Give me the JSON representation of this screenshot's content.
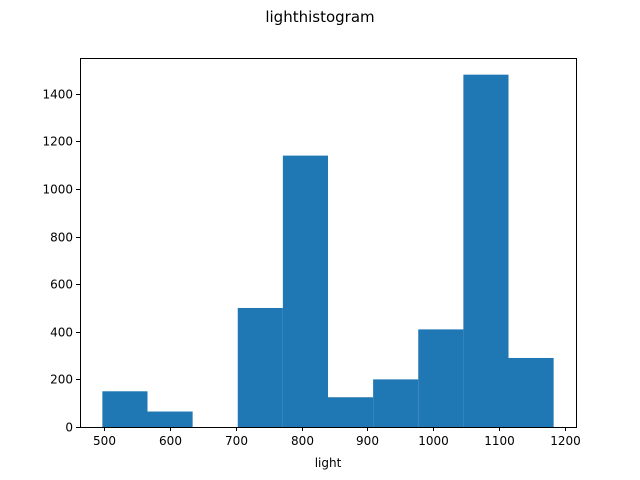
{
  "chart_data": {
    "type": "bar",
    "title": "lighthistogram",
    "xlabel": "light",
    "ylabel": "",
    "bin_edges": [
      497.0,
      565.6,
      634.2,
      702.8,
      771.4,
      840.0,
      908.6,
      977.2,
      1045.8,
      1114.4,
      1183.0
    ],
    "values": [
      150,
      65,
      0,
      500,
      1140,
      125,
      200,
      410,
      1480,
      290
    ],
    "xlim": [
      463,
      1217
    ],
    "ylim": [
      0,
      1550
    ],
    "xticks": [
      500,
      600,
      700,
      800,
      900,
      1000,
      1100,
      1200
    ],
    "xtick_labels": [
      "500",
      "600",
      "700",
      "800",
      "900",
      "1000",
      "1100",
      "1200"
    ],
    "yticks": [
      0,
      200,
      400,
      600,
      800,
      1000,
      1200,
      1400
    ],
    "ytick_labels": [
      "0",
      "200",
      "400",
      "600",
      "800",
      "1000",
      "1200",
      "1400"
    ],
    "bar_color": "#1f77b4",
    "grid": false,
    "legend": false
  }
}
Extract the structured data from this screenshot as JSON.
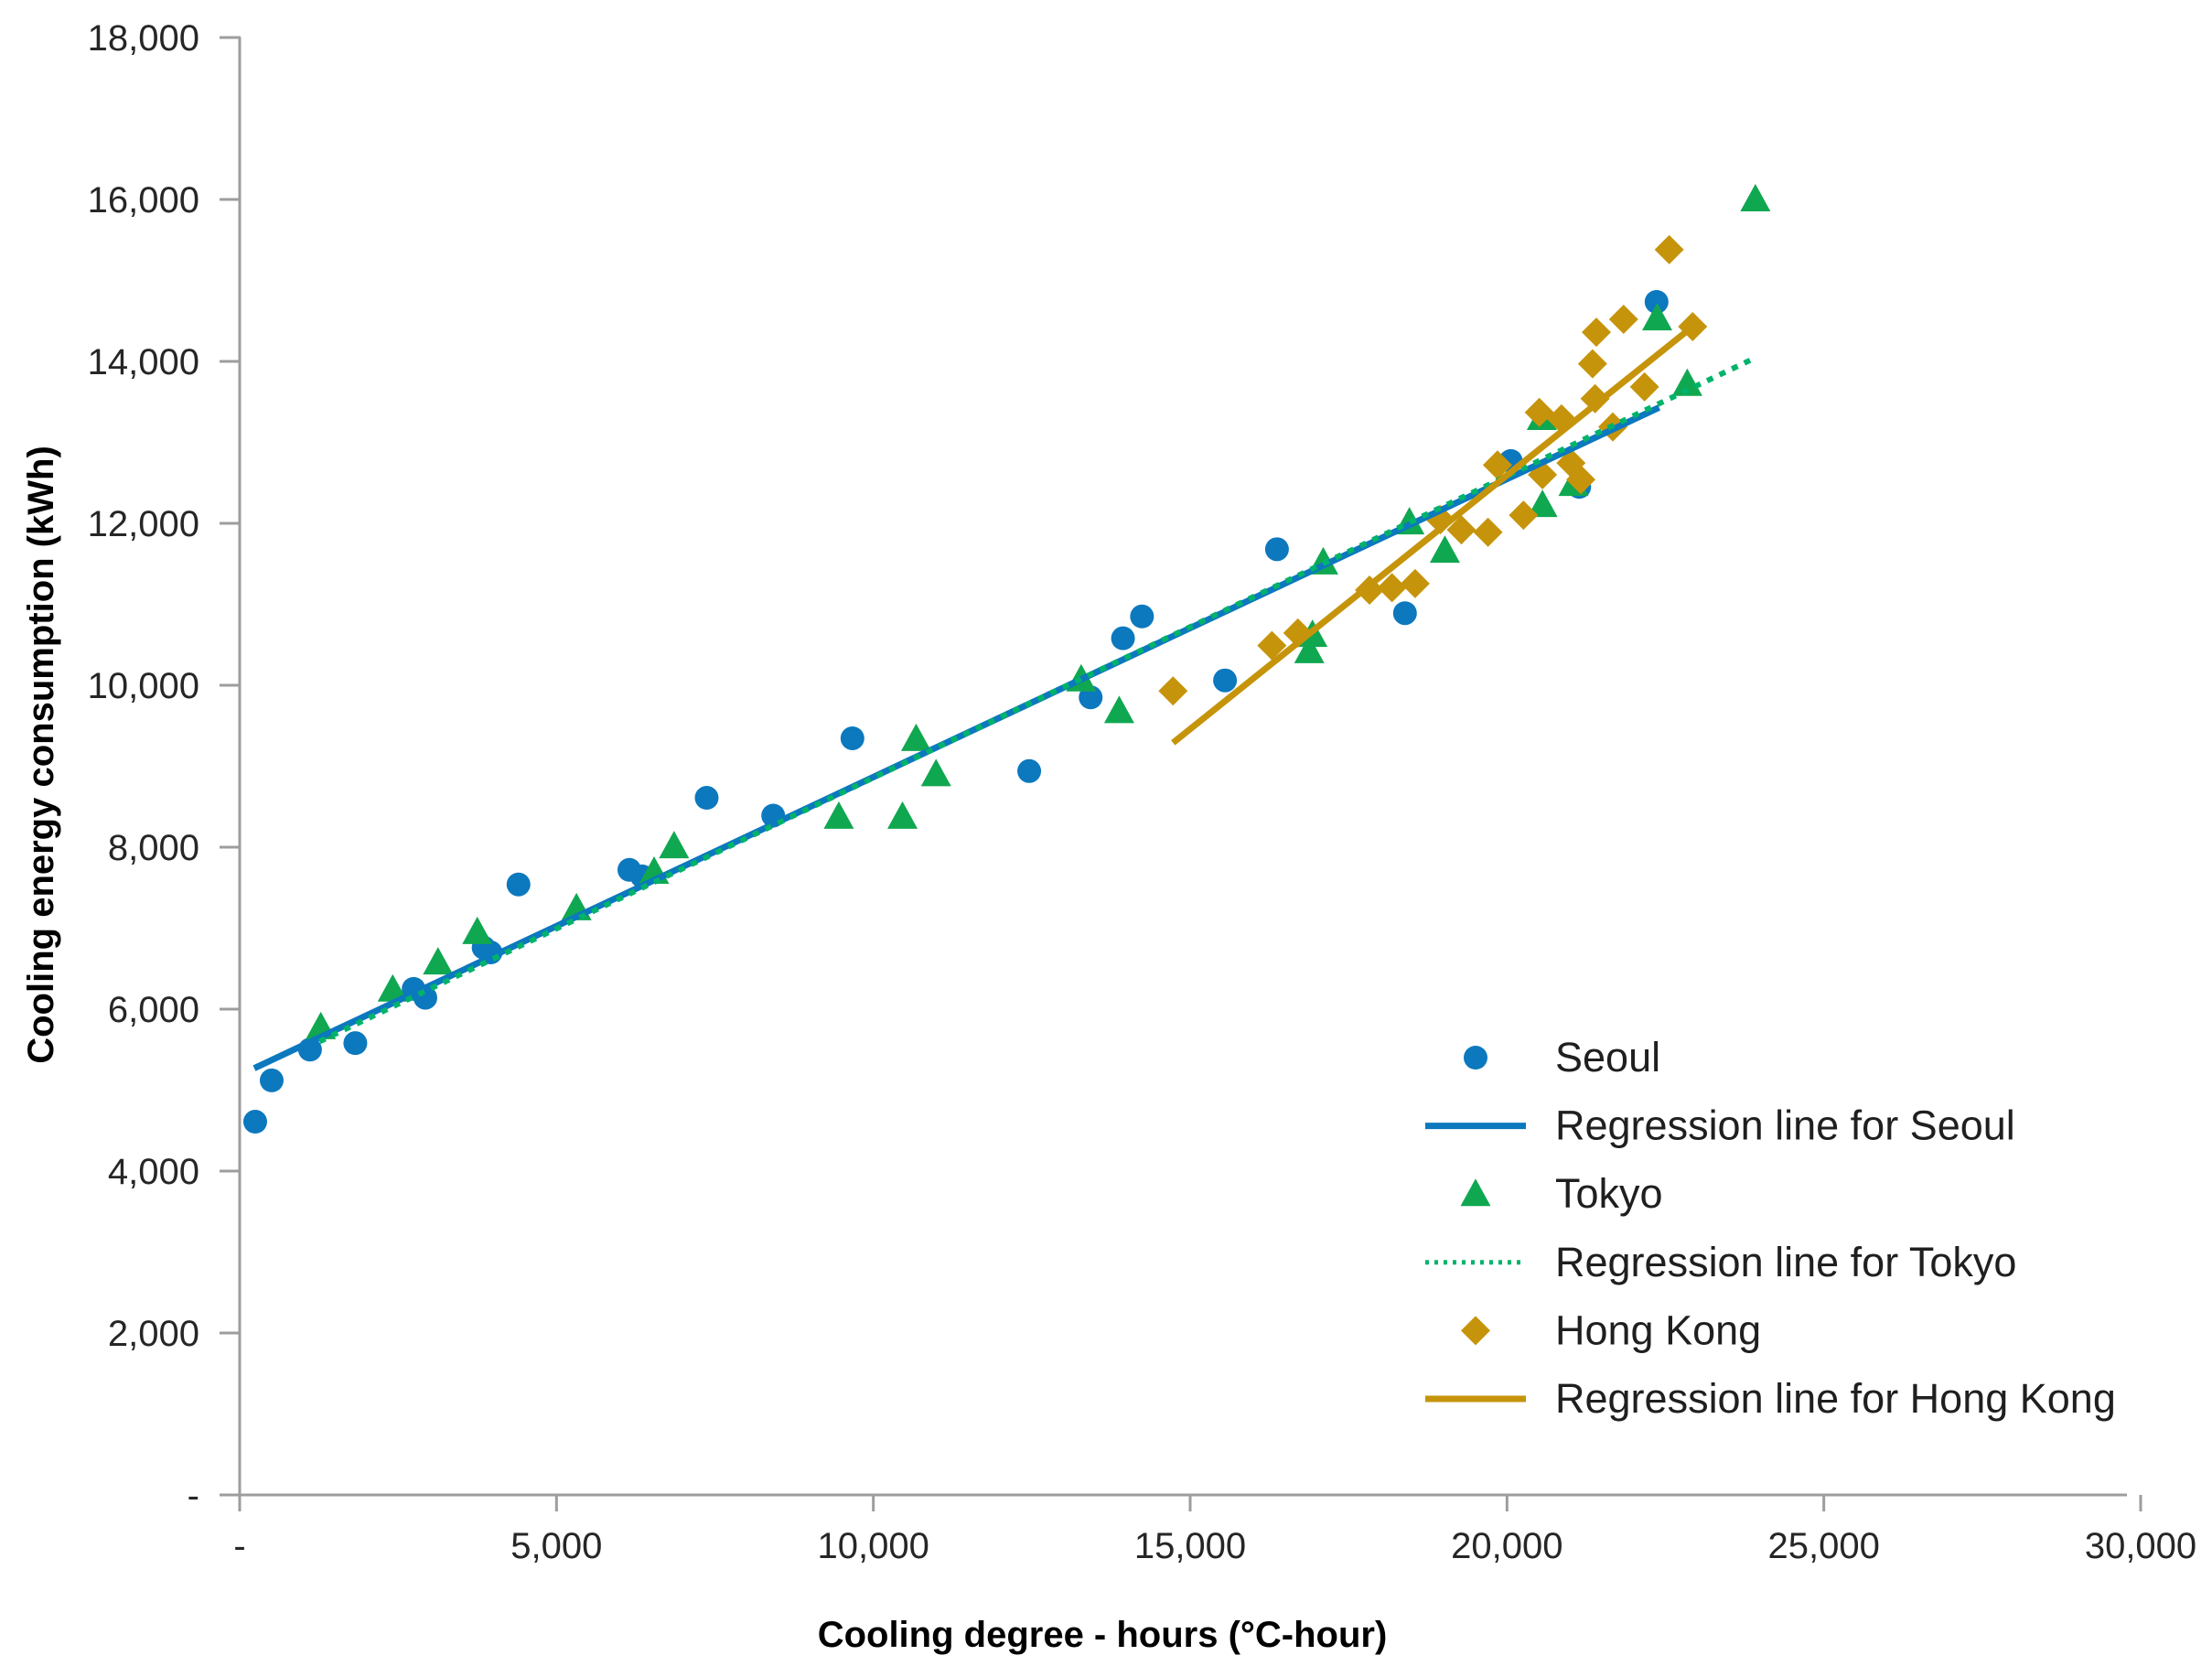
{
  "chart_data": {
    "type": "scatter",
    "title": "",
    "x_axis": {
      "label": "Cooling degree - hours (°C-hour)",
      "range": [
        0,
        30000
      ],
      "ticks": [
        {
          "value": 0,
          "label": "-"
        },
        {
          "value": 5000,
          "label": "5,000"
        },
        {
          "value": 10000,
          "label": "10,000"
        },
        {
          "value": 15000,
          "label": "15,000"
        },
        {
          "value": 20000,
          "label": "20,000"
        },
        {
          "value": 25000,
          "label": "25,000"
        },
        {
          "value": 30000,
          "label": "30,000"
        }
      ]
    },
    "y_axis": {
      "label": "Cooling energy consumption (kWh)",
      "range": [
        0,
        18000
      ],
      "ticks": [
        {
          "value": 0,
          "label": "-"
        },
        {
          "value": 2000,
          "label": "2,000"
        },
        {
          "value": 4000,
          "label": "4,000"
        },
        {
          "value": 6000,
          "label": "6,000"
        },
        {
          "value": 8000,
          "label": "8,000"
        },
        {
          "value": 10000,
          "label": "10,000"
        },
        {
          "value": 12000,
          "label": "12,000"
        },
        {
          "value": 14000,
          "label": "14,000"
        },
        {
          "value": 16000,
          "label": "16,000"
        },
        {
          "value": 18000,
          "label": "18,000"
        }
      ]
    },
    "series": [
      {
        "name": "Seoul",
        "marker": "circle",
        "color": "#0c78be",
        "points": [
          [
            245,
            4610
          ],
          [
            505,
            5120
          ],
          [
            1110,
            5500
          ],
          [
            1825,
            5580
          ],
          [
            2745,
            6250
          ],
          [
            2930,
            6140
          ],
          [
            3850,
            6760
          ],
          [
            3960,
            6700
          ],
          [
            4400,
            7540
          ],
          [
            6150,
            7720
          ],
          [
            6350,
            7640
          ],
          [
            7370,
            8610
          ],
          [
            8420,
            8390
          ],
          [
            9670,
            9345
          ],
          [
            12460,
            8940
          ],
          [
            13430,
            9850
          ],
          [
            13940,
            10580
          ],
          [
            14240,
            10850
          ],
          [
            15550,
            10060
          ],
          [
            16370,
            11680
          ],
          [
            18390,
            10890
          ],
          [
            20060,
            12770
          ],
          [
            21140,
            12450
          ],
          [
            22360,
            14735
          ]
        ]
      },
      {
        "name": "Tokyo",
        "marker": "triangle",
        "color": "#10a751",
        "points": [
          [
            1280,
            5775
          ],
          [
            2415,
            6240
          ],
          [
            3130,
            6575
          ],
          [
            3750,
            6950
          ],
          [
            5315,
            7245
          ],
          [
            6540,
            7695
          ],
          [
            6855,
            8010
          ],
          [
            9455,
            8375
          ],
          [
            10460,
            8375
          ],
          [
            10675,
            9335
          ],
          [
            10990,
            8900
          ],
          [
            13280,
            10070
          ],
          [
            13880,
            9680
          ],
          [
            16880,
            10420
          ],
          [
            16930,
            10620
          ],
          [
            17100,
            11515
          ],
          [
            18460,
            12010
          ],
          [
            19020,
            11660
          ],
          [
            20550,
            13300
          ],
          [
            20560,
            12225
          ],
          [
            21050,
            12485
          ],
          [
            22370,
            14530
          ],
          [
            22845,
            13720
          ],
          [
            23920,
            16000
          ]
        ]
      },
      {
        "name": "Hong Kong",
        "marker": "diamond",
        "color": "#c6940b",
        "points": [
          [
            14730,
            9930
          ],
          [
            16290,
            10490
          ],
          [
            16700,
            10645
          ],
          [
            17830,
            11175
          ],
          [
            18185,
            11205
          ],
          [
            18550,
            11255
          ],
          [
            18950,
            12045
          ],
          [
            19280,
            11920
          ],
          [
            19700,
            11890
          ],
          [
            19850,
            12720
          ],
          [
            20260,
            12100
          ],
          [
            20510,
            13370
          ],
          [
            20560,
            12600
          ],
          [
            20860,
            13290
          ],
          [
            21010,
            12745
          ],
          [
            21165,
            12540
          ],
          [
            21350,
            13970
          ],
          [
            21390,
            13540
          ],
          [
            21410,
            14360
          ],
          [
            21670,
            13190
          ],
          [
            21840,
            14520
          ],
          [
            22170,
            13685
          ],
          [
            22560,
            15380
          ],
          [
            22930,
            14430
          ]
        ]
      }
    ],
    "regression_lines": [
      {
        "name": "Regression line for Seoul",
        "color": "#0c78be",
        "style": "solid",
        "from": [
          230,
          5270
        ],
        "to": [
          22400,
          13430
        ]
      },
      {
        "name": "Regression line for Tokyo",
        "color": "#00b36b",
        "style": "dotted",
        "from": [
          1260,
          5600
        ],
        "to": [
          23880,
          14030
        ]
      },
      {
        "name": "Regression line for  Hong Kong",
        "color": "#c6940b",
        "style": "solid",
        "from": [
          14730,
          9290
        ],
        "to": [
          22930,
          14430
        ]
      }
    ],
    "legend": {
      "position": "inside-right",
      "entries": [
        {
          "label": "Seoul",
          "swatch": "circle",
          "color": "#0c78be"
        },
        {
          "label": "Regression line for Seoul",
          "swatch": "line",
          "color": "#0c78be"
        },
        {
          "label": "Tokyo",
          "swatch": "triangle",
          "color": "#10a751"
        },
        {
          "label": "Regression line for Tokyo",
          "swatch": "dotted-line",
          "color": "#00b36b"
        },
        {
          "label": "Hong Kong",
          "swatch": "diamond",
          "color": "#c6940b"
        },
        {
          "label": "Regression line for  Hong Kong",
          "swatch": "line",
          "color": "#c6940b"
        }
      ]
    },
    "grid": "off",
    "axis_color": "#9d9d9d"
  }
}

═══

**What to work on**
Quote every record above exactly, leaving out any pictures.

**Exercise solution**
Give me the JSON representation of this screenshot's content.
{
  "chart_data": {
    "type": "bar",
    "title": "lighthistogram",
    "xlabel": "light",
    "ylabel": "",
    "bin_edges": [
      497.0,
      565.6,
      634.2,
      702.8,
      771.4,
      840.0,
      908.6,
      977.2,
      1045.8,
      1114.4,
      1183.0
    ],
    "values": [
      150,
      65,
      0,
      500,
      1140,
      125,
      200,
      410,
      1480,
      290
    ],
    "xlim": [
      463,
      1217
    ],
    "ylim": [
      0,
      1550
    ],
    "xticks": [
      500,
      600,
      700,
      800,
      900,
      1000,
      1100,
      1200
    ],
    "xtick_labels": [
      "500",
      "600",
      "700",
      "800",
      "900",
      "1000",
      "1100",
      "1200"
    ],
    "yticks": [
      0,
      200,
      400,
      600,
      800,
      1000,
      1200,
      1400
    ],
    "ytick_labels": [
      "0",
      "200",
      "400",
      "600",
      "800",
      "1000",
      "1200",
      "1400"
    ],
    "bar_color": "#1f77b4",
    "grid": false,
    "legend": false
  }
}
Extract the structured data from this screenshot as JSON.
{
  "chart_data": {
    "type": "scatter",
    "title": "",
    "x_axis": {
      "label": "Cooling degree - hours (°C-hour)",
      "range": [
        0,
        30000
      ],
      "ticks": [
        {
          "value": 0,
          "label": "-"
        },
        {
          "value": 5000,
          "label": "5,000"
        },
        {
          "value": 10000,
          "label": "10,000"
        },
        {
          "value": 15000,
          "label": "15,000"
        },
        {
          "value": 20000,
          "label": "20,000"
        },
        {
          "value": 25000,
          "label": "25,000"
        },
        {
          "value": 30000,
          "label": "30,000"
        }
      ]
    },
    "y_axis": {
      "label": "Cooling energy consumption (kWh)",
      "range": [
        0,
        18000
      ],
      "ticks": [
        {
          "value": 0,
          "label": "-"
        },
        {
          "value": 2000,
          "label": "2,000"
        },
        {
          "value": 4000,
          "label": "4,000"
        },
        {
          "value": 6000,
          "label": "6,000"
        },
        {
          "value": 8000,
          "label": "8,000"
        },
        {
          "value": 10000,
          "label": "10,000"
        },
        {
          "value": 12000,
          "label": "12,000"
        },
        {
          "value": 14000,
          "label": "14,000"
        },
        {
          "value": 16000,
          "label": "16,000"
        },
        {
          "value": 18000,
          "label": "18,000"
        }
      ]
    },
    "series": [
      {
        "name": "Seoul",
        "marker": "circle",
        "color": "#0c78be",
        "points": [
          [
            245,
            4610
          ],
          [
            505,
            5120
          ],
          [
            1110,
            5500
          ],
          [
            1825,
            5580
          ],
          [
            2745,
            6250
          ],
          [
            2930,
            6140
          ],
          [
            3850,
            6760
          ],
          [
            3960,
            6700
          ],
          [
            4400,
            7540
          ],
          [
            6150,
            7720
          ],
          [
            6350,
            7640
          ],
          [
            7370,
            8610
          ],
          [
            8420,
            8390
          ],
          [
            9670,
            9345
          ],
          [
            12460,
            8940
          ],
          [
            13430,
            9850
          ],
          [
            13940,
            10580
          ],
          [
            14240,
            10850
          ],
          [
            15550,
            10060
          ],
          [
            16370,
            11680
          ],
          [
            18390,
            10890
          ],
          [
            20060,
            12770
          ],
          [
            21140,
            12450
          ],
          [
            22360,
            14735
          ]
        ]
      },
      {
        "name": "Tokyo",
        "marker": "triangle",
        "color": "#10a751",
        "points": [
          [
            1280,
            5775
          ],
          [
            2415,
            6240
          ],
          [
            3130,
            6575
          ],
          [
            3750,
            6950
          ],
          [
            5315,
            7245
          ],
          [
            6540,
            7695
          ],
          [
            6855,
            8010
          ],
          [
            9455,
            8375
          ],
          [
            10460,
            8375
          ],
          [
            10675,
            9335
          ],
          [
            10990,
            8900
          ],
          [
            13280,
            10070
          ],
          [
            13880,
            9680
          ],
          [
            16880,
            10420
          ],
          [
            16930,
            10620
          ],
          [
            17100,
            11515
          ],
          [
            18460,
            12010
          ],
          [
            19020,
            11660
          ],
          [
            20550,
            13300
          ],
          [
            20560,
            12225
          ],
          [
            21050,
            12485
          ],
          [
            22370,
            14530
          ],
          [
            22845,
            13720
          ],
          [
            23920,
            16000
          ]
        ]
      },
      {
        "name": "Hong Kong",
        "marker": "diamond",
        "color": "#c6940b",
        "points": [
          [
            14730,
            9930
          ],
          [
            16290,
            10490
          ],
          [
            16700,
            10645
          ],
          [
            17830,
            11175
          ],
          [
            18185,
            11205
          ],
          [
            18550,
            11255
          ],
          [
            18950,
            12045
          ],
          [
            19280,
            11920
          ],
          [
            19700,
            11890
          ],
          [
            19850,
            12720
          ],
          [
            20260,
            12100
          ],
          [
            20510,
            13370
          ],
          [
            20560,
            12600
          ],
          [
            20860,
            13290
          ],
          [
            21010,
            12745
          ],
          [
            21165,
            12540
          ],
          [
            21350,
            13970
          ],
          [
            21390,
            13540
          ],
          [
            21410,
            14360
          ],
          [
            21670,
            13190
          ],
          [
            21840,
            14520
          ],
          [
            22170,
            13685
          ],
          [
            22560,
            15380
          ],
          [
            22930,
            14430
          ]
        ]
      }
    ],
    "regression_lines": [
      {
        "name": "Regression line for Seoul",
        "color": "#0c78be",
        "style": "solid",
        "from": [
          230,
          5270
        ],
        "to": [
          22400,
          13430
        ]
      },
      {
        "name": "Regression line for Tokyo",
        "color": "#00b36b",
        "style": "dotted",
        "from": [
          1260,
          5600
        ],
        "to": [
          23880,
          14030
        ]
      },
      {
        "name": "Regression line for  Hong Kong",
        "color": "#c6940b",
        "style": "solid",
        "from": [
          14730,
          9290
        ],
        "to": [
          22930,
          14430
        ]
      }
    ],
    "legend": {
      "position": "inside-right",
      "entries": [
        {
          "label": "Seoul",
          "swatch": "circle",
          "color": "#0c78be"
        },
        {
          "label": "Regression line for Seoul",
          "swatch": "line",
          "color": "#0c78be"
        },
        {
          "label": "Tokyo",
          "swatch": "triangle",
          "color": "#10a751"
        },
        {
          "label": "Regression line for Tokyo",
          "swatch": "dotted-line",
          "color": "#00b36b"
        },
        {
          "label": "Hong Kong",
          "swatch": "diamond",
          "color": "#c6940b"
        },
        {
          "label": "Regression line for  Hong Kong",
          "swatch": "line",
          "color": "#c6940b"
        }
      ]
    },
    "grid": "off",
    "axis_color": "#9d9d9d"
  }
}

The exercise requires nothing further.